» **Instruction**
Write out every entry word for word.

» **Records**
****************

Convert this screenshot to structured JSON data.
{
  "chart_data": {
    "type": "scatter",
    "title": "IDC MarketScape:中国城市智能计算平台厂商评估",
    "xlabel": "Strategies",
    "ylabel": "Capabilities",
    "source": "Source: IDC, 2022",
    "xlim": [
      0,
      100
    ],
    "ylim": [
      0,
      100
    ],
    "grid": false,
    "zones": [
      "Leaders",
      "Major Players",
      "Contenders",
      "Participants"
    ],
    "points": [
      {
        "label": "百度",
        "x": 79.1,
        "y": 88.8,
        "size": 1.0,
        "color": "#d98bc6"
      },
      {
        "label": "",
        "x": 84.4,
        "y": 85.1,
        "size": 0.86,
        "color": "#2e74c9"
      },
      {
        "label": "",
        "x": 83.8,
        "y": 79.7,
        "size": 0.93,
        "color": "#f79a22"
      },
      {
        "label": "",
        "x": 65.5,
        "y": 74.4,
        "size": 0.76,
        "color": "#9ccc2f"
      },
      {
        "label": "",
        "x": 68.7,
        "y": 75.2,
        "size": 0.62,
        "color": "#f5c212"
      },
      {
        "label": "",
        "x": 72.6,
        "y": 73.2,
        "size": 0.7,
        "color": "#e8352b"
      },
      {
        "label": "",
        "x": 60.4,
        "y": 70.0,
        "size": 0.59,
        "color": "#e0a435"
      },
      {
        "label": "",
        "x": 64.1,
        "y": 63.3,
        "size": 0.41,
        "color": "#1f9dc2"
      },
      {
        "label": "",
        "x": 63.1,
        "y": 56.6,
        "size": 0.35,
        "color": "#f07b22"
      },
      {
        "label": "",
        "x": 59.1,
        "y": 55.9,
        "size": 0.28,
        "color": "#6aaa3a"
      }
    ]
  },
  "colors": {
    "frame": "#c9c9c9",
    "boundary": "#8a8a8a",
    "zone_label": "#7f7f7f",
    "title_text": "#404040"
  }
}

****************

» **Result**
Convert this screenshot to structured JSON data.
{
  "chart_data": {
    "type": "scatter",
    "title": "IDC MarketScape:中国城市智能计算平台厂商评估",
    "xlabel": "Strategies",
    "ylabel": "Capabilities",
    "source": "Source: IDC, 2022",
    "xlim": [
      0,
      100
    ],
    "ylim": [
      0,
      100
    ],
    "grid": false,
    "zones": [
      "Leaders",
      "Major Players",
      "Contenders",
      "Participants"
    ],
    "points": [
      {
        "label": "百度",
        "x": 79.1,
        "y": 88.8,
        "size": 1.0,
        "color": "#d98bc6"
      },
      {
        "label": "",
        "x": 84.4,
        "y": 85.1,
        "size": 0.86,
        "color": "#2e74c9"
      },
      {
        "label": "",
        "x": 83.8,
        "y": 79.7,
        "size": 0.93,
        "color": "#f79a22"
      },
      {
        "label": "",
        "x": 65.5,
        "y": 74.4,
        "size": 0.76,
        "color": "#9ccc2f"
      },
      {
        "label": "",
        "x": 68.7,
        "y": 75.2,
        "size": 0.62,
        "color": "#f5c212"
      },
      {
        "label": "",
        "x": 72.6,
        "y": 73.2,
        "size": 0.7,
        "color": "#e8352b"
      },
      {
        "label": "",
        "x": 60.4,
        "y": 70.0,
        "size": 0.59,
        "color": "#e0a435"
      },
      {
        "label": "",
        "x": 64.1,
        "y": 63.3,
        "size": 0.41,
        "color": "#1f9dc2"
      },
      {
        "label": "",
        "x": 63.1,
        "y": 56.6,
        "size": 0.35,
        "color": "#f07b22"
      },
      {
        "label": "",
        "x": 59.1,
        "y": 55.9,
        "size": 0.28,
        "color": "#6aaa3a"
      }
    ]
  },
  "colors": {
    "frame": "#c9c9c9",
    "boundary": "#8a8a8a",
    "zone_label": "#7f7f7f",
    "title_text": "#404040"
  }
}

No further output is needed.